_EXERCISE PROMPT_.
Go through the entries and transcribe each one exactly, dropping the pictures.
** start SUPPLIED DATA **
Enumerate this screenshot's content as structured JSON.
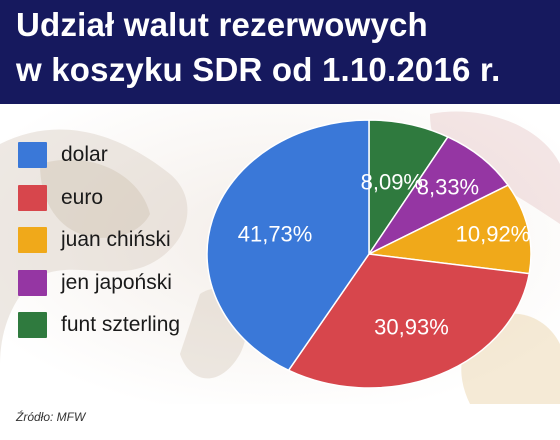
{
  "title": {
    "line1": "Udział walut rezerwowych",
    "line2": "w koszyku SDR od 1.10.2016 r."
  },
  "source": "Źródło: MFW",
  "colors": {
    "title_bar": "#16195e",
    "dolar": "#3a78d8",
    "euro": "#d7464c",
    "juan": "#f0a91a",
    "jen": "#9536a3",
    "funt": "#2f7a3e"
  },
  "chart_data": {
    "type": "pie",
    "title": "Udział walut rezerwowych w koszyku SDR od 1.10.2016 r.",
    "legend_position": "left",
    "slices": [
      {
        "label": "dolar",
        "value": 41.73,
        "value_label": "41,73%",
        "color": "#3a78d8"
      },
      {
        "label": "euro",
        "value": 30.93,
        "value_label": "30,93%",
        "color": "#d7464c"
      },
      {
        "label": "juan chiński",
        "value": 10.92,
        "value_label": "10,92%",
        "color": "#f0a91a"
      },
      {
        "label": "jen japoński",
        "value": 8.33,
        "value_label": "8,33%",
        "color": "#9536a3"
      },
      {
        "label": "funt szterling",
        "value": 8.09,
        "value_label": "8,09%",
        "color": "#2f7a3e"
      }
    ]
  }
}
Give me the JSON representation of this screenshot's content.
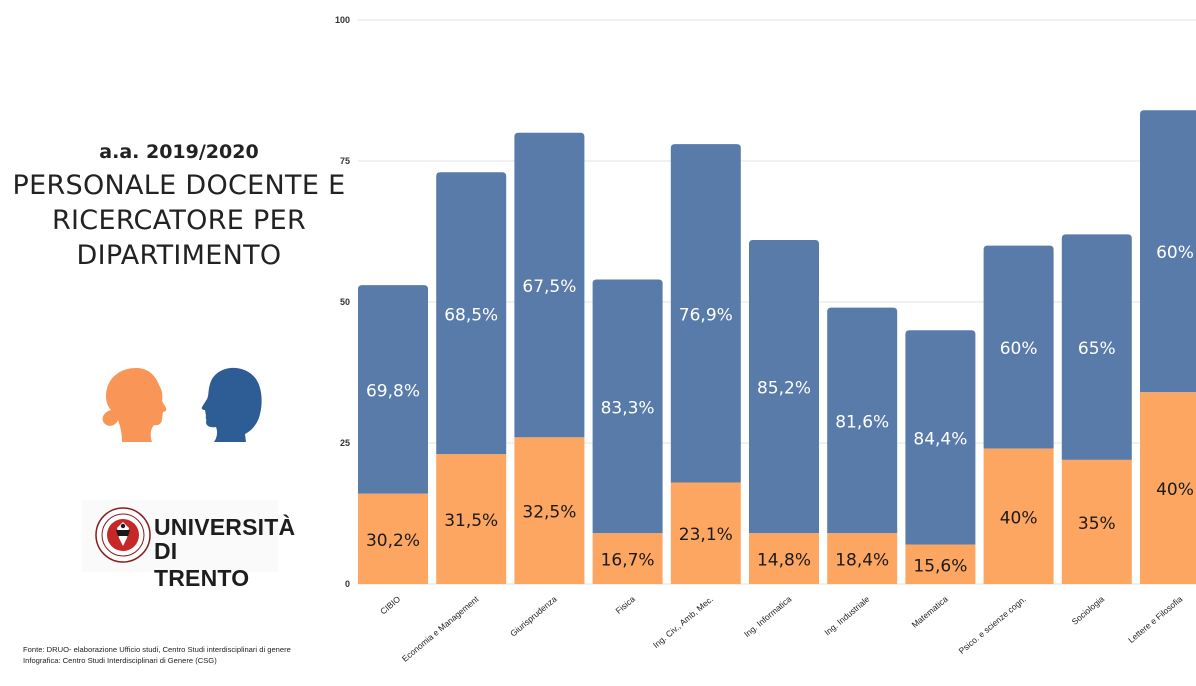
{
  "header": {
    "subtitle": "a.a. 2019/2020",
    "title_lines": [
      "PERSONALE DOCENTE E",
      "RICERCATORE PER",
      "DIPARTIMENTO"
    ]
  },
  "logo": {
    "line1": "UNIVERSITÀ",
    "line2": "DI TRENTO",
    "seal_text": "UNIVERSITAS STUDIORUM TRIDENTINA"
  },
  "footnotes": {
    "source": "Fonte: DRUO- elaborazione Ufficio studi, Centro Studi interdisciplinari di genere",
    "infographic": "Infografica: Centro Studi Interdisciplinari di Genere (CSG)"
  },
  "icons": {
    "woman": "woman-profile-icon",
    "man": "man-profile-icon"
  },
  "colors": {
    "male": "#587BAA",
    "female": "#FDA661",
    "woman_icon": "#F99556",
    "man_icon": "#2E5C94"
  },
  "chart_data": {
    "type": "bar",
    "stacked": true,
    "ylim": [
      0,
      100
    ],
    "yticks": [
      "0",
      "25",
      "50",
      "75",
      "100"
    ],
    "categories": [
      "CIBIO",
      "Economia e Management",
      "Giurisprudenza",
      "Fisica",
      "Ing. Civ., Amb, Mec.",
      "Ing. Informatica",
      "Ing. Industriale",
      "Matematica",
      "Psico. e scienze cogn.",
      "Sociologia",
      "Lettere e Filosofia"
    ],
    "series": [
      {
        "key": "female",
        "values": [
          16,
          23,
          26,
          9,
          18,
          9,
          9,
          7,
          24,
          22,
          34
        ],
        "labels": [
          "30,2%",
          "31,5%",
          "32,5%",
          "16,7%",
          "23,1%",
          "14,8%",
          "18,4%",
          "15,6%",
          "40%",
          "35%",
          "40%"
        ]
      },
      {
        "key": "male",
        "values": [
          37,
          50,
          54,
          45,
          60,
          52,
          40,
          38,
          36,
          40,
          50
        ],
        "labels": [
          "69,8%",
          "68,5%",
          "67,5%",
          "83,3%",
          "76,9%",
          "85,2%",
          "81,6%",
          "84,4%",
          "60%",
          "65%",
          "60%"
        ]
      }
    ],
    "grid": true,
    "legend": "none"
  }
}
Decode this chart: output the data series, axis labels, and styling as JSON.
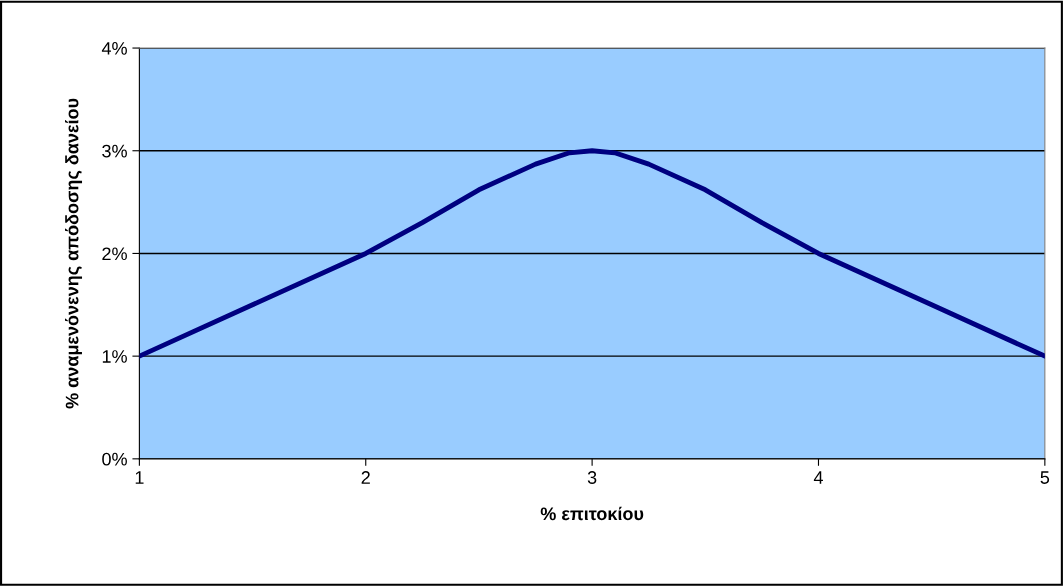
{
  "chart_data": {
    "type": "line",
    "xlabel": "% επιτοκίου",
    "ylabel": "% αναμενόνενης απόδοσης δανείου",
    "x": [
      1,
      1.5,
      2,
      2.25,
      2.5,
      2.75,
      2.9,
      3,
      3.1,
      3.25,
      3.5,
      3.75,
      4,
      4.5,
      5
    ],
    "series": [
      {
        "color": "#000080",
        "values": [
          1,
          1.5,
          2,
          2.3,
          2.62,
          2.87,
          2.98,
          3,
          2.98,
          2.87,
          2.62,
          2.3,
          2,
          1.5,
          1
        ]
      }
    ],
    "xlim": [
      1,
      5
    ],
    "xticks": [
      1,
      2,
      3,
      4,
      5
    ],
    "ylim": [
      0,
      4
    ],
    "yticks": [
      {
        "value": 0,
        "label": "0%"
      },
      {
        "value": 1,
        "label": "1%"
      },
      {
        "value": 2,
        "label": "2%"
      },
      {
        "value": 3,
        "label": "3%"
      },
      {
        "value": 4,
        "label": "4%"
      }
    ],
    "grid": "y",
    "marker": "none",
    "line_style": "solid",
    "legend": false
  }
}
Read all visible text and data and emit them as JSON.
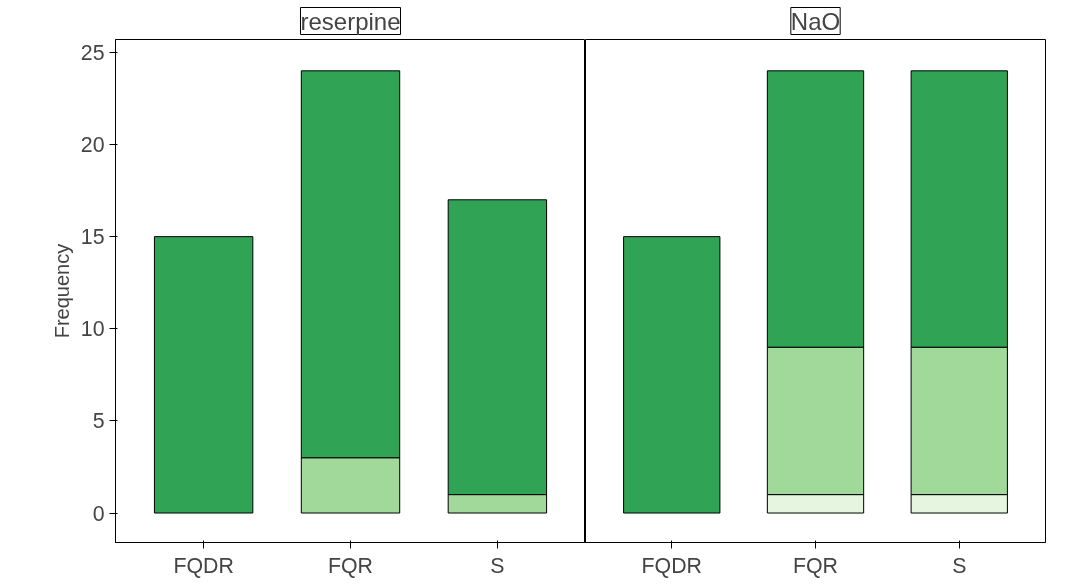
{
  "chart_data": [
    {
      "type": "bar",
      "title": "reserpine",
      "ylabel": "Frequency",
      "stacked": true,
      "categories": [
        "FQDR",
        "FQR",
        "S"
      ],
      "series": [
        {
          "color": "#a1d99b",
          "values": [
            0,
            3,
            1
          ]
        },
        {
          "color": "#31a354",
          "values": [
            15,
            21,
            16
          ]
        }
      ],
      "ylim": [
        -1.6,
        25.7
      ],
      "yticks": [
        0,
        5,
        10,
        15,
        20,
        25
      ]
    },
    {
      "type": "bar",
      "title": "NaO",
      "stacked": true,
      "categories": [
        "FQDR",
        "FQR",
        "S"
      ],
      "series": [
        {
          "color": "#e5f5e0",
          "values": [
            0,
            1,
            1
          ]
        },
        {
          "color": "#a1d99b",
          "values": [
            0,
            8,
            8
          ]
        },
        {
          "color": "#31a354",
          "values": [
            15,
            15,
            15
          ]
        }
      ],
      "ylim": [
        -1.6,
        25.7
      ],
      "yticks": [
        0,
        5,
        10,
        15,
        20,
        25
      ],
      "tick_labels": "x"
    }
  ]
}
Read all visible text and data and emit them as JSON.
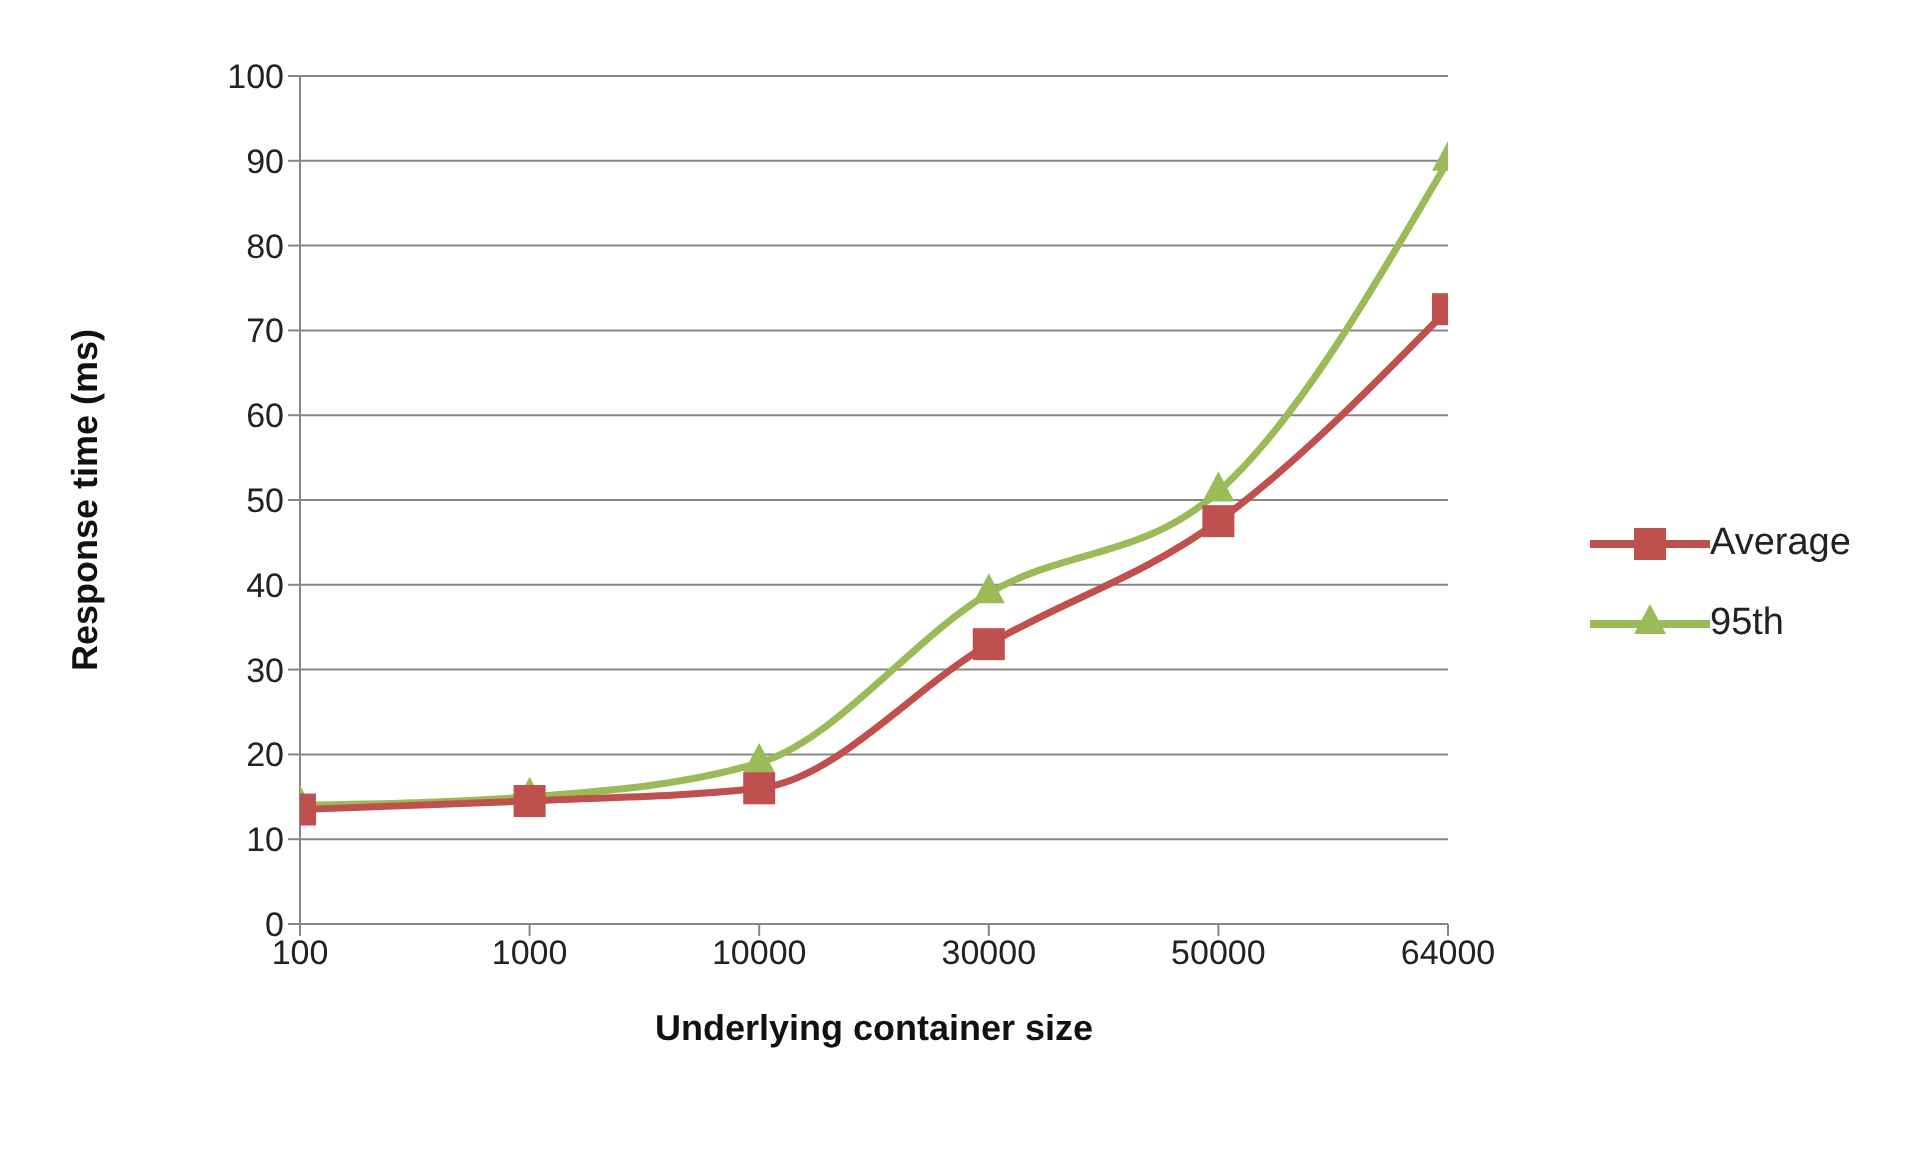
** end SUPPLIED DATA **
_EXPECTED ANSWER_.
Enumerate this screenshot's content as structured JSON.
{
  "title": {
    "line1": "Udział walut rezerwowych",
    "line2": "w koszyku SDR od 1.10.2016 r."
  },
  "source": "Źródło: MFW",
  "colors": {
    "title_bar": "#16195e",
    "dolar": "#3a78d8",
    "euro": "#d7464c",
    "juan": "#f0a91a",
    "jen": "#9536a3",
    "funt": "#2f7a3e"
  },
  "chart_data": {
    "type": "pie",
    "title": "Udział walut rezerwowych w koszyku SDR od 1.10.2016 r.",
    "legend_position": "left",
    "slices": [
      {
        "label": "dolar",
        "value": 41.73,
        "value_label": "41,73%",
        "color": "#3a78d8"
      },
      {
        "label": "euro",
        "value": 30.93,
        "value_label": "30,93%",
        "color": "#d7464c"
      },
      {
        "label": "juan chiński",
        "value": 10.92,
        "value_label": "10,92%",
        "color": "#f0a91a"
      },
      {
        "label": "jen japoński",
        "value": 8.33,
        "value_label": "8,33%",
        "color": "#9536a3"
      },
      {
        "label": "funt szterling",
        "value": 8.09,
        "value_label": "8,09%",
        "color": "#2f7a3e"
      }
    ]
  }
}
Give me the JSON representation of this screenshot's content.
{
  "header": {
    "subtitle": "a.a. 2019/2020",
    "title_lines": [
      "PERSONALE DOCENTE E",
      "RICERCATORE PER",
      "DIPARTIMENTO"
    ]
  },
  "logo": {
    "line1": "UNIVERSITÀ",
    "line2": "DI TRENTO",
    "seal_text": "UNIVERSITAS STUDIORUM TRIDENTINA"
  },
  "footnotes": {
    "source": "Fonte: DRUO- elaborazione Ufficio studi, Centro Studi interdisciplinari di genere",
    "infographic": "Infografica: Centro Studi Interdisciplinari di Genere (CSG)"
  },
  "icons": {
    "woman": "woman-profile-icon",
    "man": "man-profile-icon"
  },
  "colors": {
    "male": "#587BAA",
    "female": "#FDA661",
    "woman_icon": "#F99556",
    "man_icon": "#2E5C94"
  },
  "chart_data": {
    "type": "bar",
    "stacked": true,
    "ylim": [
      0,
      100
    ],
    "yticks": [
      "0",
      "25",
      "50",
      "75",
      "100"
    ],
    "categories": [
      "CIBIO",
      "Economia e Management",
      "Giurisprudenza",
      "Fisica",
      "Ing. Civ., Amb, Mec.",
      "Ing. Informatica",
      "Ing. Industriale",
      "Matematica",
      "Psico. e scienze cogn.",
      "Sociologia",
      "Lettere e Filosofia"
    ],
    "series": [
      {
        "key": "female",
        "values": [
          16,
          23,
          26,
          9,
          18,
          9,
          9,
          7,
          24,
          22,
          34
        ],
        "labels": [
          "30,2%",
          "31,5%",
          "32,5%",
          "16,7%",
          "23,1%",
          "14,8%",
          "18,4%",
          "15,6%",
          "40%",
          "35%",
          "40%"
        ]
      },
      {
        "key": "male",
        "values": [
          37,
          50,
          54,
          45,
          60,
          52,
          40,
          38,
          36,
          40,
          50
        ],
        "labels": [
          "69,8%",
          "68,5%",
          "67,5%",
          "83,3%",
          "76,9%",
          "85,2%",
          "81,6%",
          "84,4%",
          "60%",
          "65%",
          "60%"
        ]
      }
    ],
    "grid": true,
    "legend": "none"
  }
}
Decode this chart: output the data series, axis labels, and styling as JSON.
{
  "chart_data": {
    "type": "line",
    "xlabel": "% επιτοκίου",
    "ylabel": "% αναμενόνενης απόδοσης δανείου",
    "x": [
      1,
      1.5,
      2,
      2.25,
      2.5,
      2.75,
      2.9,
      3,
      3.1,
      3.25,
      3.5,
      3.75,
      4,
      4.5,
      5
    ],
    "series": [
      {
        "color": "#000080",
        "values": [
          1,
          1.5,
          2,
          2.3,
          2.62,
          2.87,
          2.98,
          3,
          2.98,
          2.87,
          2.62,
          2.3,
          2,
          1.5,
          1
        ]
      }
    ],
    "xlim": [
      1,
      5
    ],
    "xticks": [
      1,
      2,
      3,
      4,
      5
    ],
    "ylim": [
      0,
      4
    ],
    "yticks": [
      {
        "value": 0,
        "label": "0%"
      },
      {
        "value": 1,
        "label": "1%"
      },
      {
        "value": 2,
        "label": "2%"
      },
      {
        "value": 3,
        "label": "3%"
      },
      {
        "value": 4,
        "label": "4%"
      }
    ],
    "grid": "y",
    "marker": "none",
    "line_style": "solid",
    "legend": false
  }
}
Read all visible text and data and emit them as JSON.
{
  "chart_data": [
    {
      "type": "bar",
      "title": "reserpine",
      "ylabel": "Frequency",
      "stacked": true,
      "categories": [
        "FQDR",
        "FQR",
        "S"
      ],
      "series": [
        {
          "color": "#a1d99b",
          "values": [
            0,
            3,
            1
          ]
        },
        {
          "color": "#31a354",
          "values": [
            15,
            21,
            16
          ]
        }
      ],
      "ylim": [
        -1.6,
        25.7
      ],
      "yticks": [
        0,
        5,
        10,
        15,
        20,
        25
      ]
    },
    {
      "type": "bar",
      "title": "NaO",
      "stacked": true,
      "categories": [
        "FQDR",
        "FQR",
        "S"
      ],
      "series": [
        {
          "color": "#e5f5e0",
          "values": [
            0,
            1,
            1
          ]
        },
        {
          "color": "#a1d99b",
          "values": [
            0,
            8,
            8
          ]
        },
        {
          "color": "#31a354",
          "values": [
            15,
            15,
            15
          ]
        }
      ],
      "ylim": [
        -1.6,
        25.7
      ],
      "yticks": [
        0,
        5,
        10,
        15,
        20,
        25
      ],
      "tick_labels": "x"
    }
  ]
}
Read all visible text and data and emit them as JSON.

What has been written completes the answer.